> WORK INSTRUCTIONS
Your task is to repeat the lines below exactly, excluding any pictures they contain.

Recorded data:
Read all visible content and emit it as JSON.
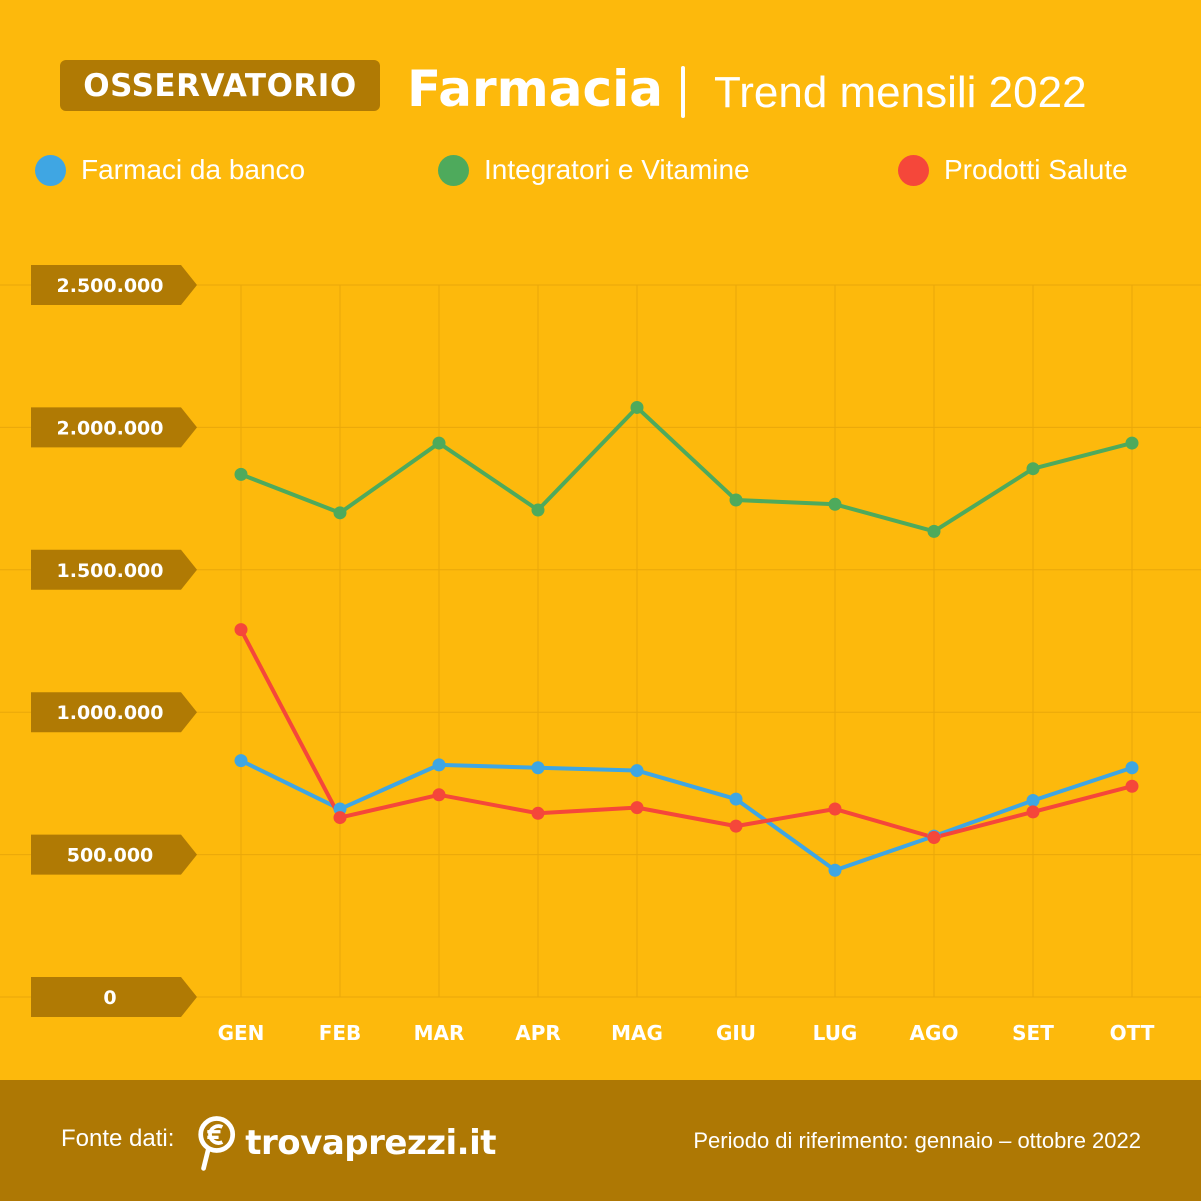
{
  "header": {
    "badge": "OSSERVATORIO",
    "title": "Farmacia",
    "subtitle": "Trend mensili 2022"
  },
  "footer": {
    "source_label": "Fonte dati:",
    "logo_text": "trovaprezzi.it",
    "period": "Periodo di riferimento: gennaio – ottobre 2022"
  },
  "colors": {
    "background": "#FDB90C",
    "badge": "#B07A04",
    "footer": "#AE7804",
    "grid": "#E9A80A"
  },
  "chart_data": {
    "type": "line",
    "categories": [
      "GEN",
      "FEB",
      "MAR",
      "APR",
      "MAG",
      "GIU",
      "LUG",
      "AGO",
      "SET",
      "OTT"
    ],
    "ylim": [
      0,
      2500000
    ],
    "yticks": [
      0,
      500000,
      1000000,
      1500000,
      2000000,
      2500000
    ],
    "ytick_labels": [
      "0",
      "500.000",
      "1.000.000",
      "1.500.000",
      "2.000.000",
      "2.500.000"
    ],
    "grid": true,
    "legend_position": "top",
    "series": [
      {
        "name": "Farmaci da banco",
        "color": "#3FA6E3",
        "values": [
          830000,
          660000,
          815000,
          805000,
          795000,
          695000,
          445000,
          565000,
          690000,
          805000
        ]
      },
      {
        "name": "Integratori e Vitamine",
        "color": "#4EAA5C",
        "values": [
          1835000,
          1700000,
          1945000,
          1710000,
          2070000,
          1745000,
          1730000,
          1635000,
          1855000,
          1945000
        ]
      },
      {
        "name": "Prodotti Salute",
        "color": "#F5473A",
        "values": [
          1290000,
          630000,
          710000,
          645000,
          665000,
          600000,
          660000,
          560000,
          650000,
          740000
        ]
      }
    ]
  }
}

> TASK RESPONSE
Read all visible content and emit it as JSON.
{
  "header": {
    "badge": "OSSERVATORIO",
    "title": "Farmacia",
    "subtitle": "Trend mensili 2022"
  },
  "footer": {
    "source_label": "Fonte dati:",
    "logo_text": "trovaprezzi.it",
    "period": "Periodo di riferimento: gennaio – ottobre 2022"
  },
  "colors": {
    "background": "#FDB90C",
    "badge": "#B07A04",
    "footer": "#AE7804",
    "grid": "#E9A80A"
  },
  "chart_data": {
    "type": "line",
    "categories": [
      "GEN",
      "FEB",
      "MAR",
      "APR",
      "MAG",
      "GIU",
      "LUG",
      "AGO",
      "SET",
      "OTT"
    ],
    "ylim": [
      0,
      2500000
    ],
    "yticks": [
      0,
      500000,
      1000000,
      1500000,
      2000000,
      2500000
    ],
    "ytick_labels": [
      "0",
      "500.000",
      "1.000.000",
      "1.500.000",
      "2.000.000",
      "2.500.000"
    ],
    "grid": true,
    "legend_position": "top",
    "series": [
      {
        "name": "Farmaci da banco",
        "color": "#3FA6E3",
        "values": [
          830000,
          660000,
          815000,
          805000,
          795000,
          695000,
          445000,
          565000,
          690000,
          805000
        ]
      },
      {
        "name": "Integratori e Vitamine",
        "color": "#4EAA5C",
        "values": [
          1835000,
          1700000,
          1945000,
          1710000,
          2070000,
          1745000,
          1730000,
          1635000,
          1855000,
          1945000
        ]
      },
      {
        "name": "Prodotti Salute",
        "color": "#F5473A",
        "values": [
          1290000,
          630000,
          710000,
          645000,
          665000,
          600000,
          660000,
          560000,
          650000,
          740000
        ]
      }
    ]
  }
}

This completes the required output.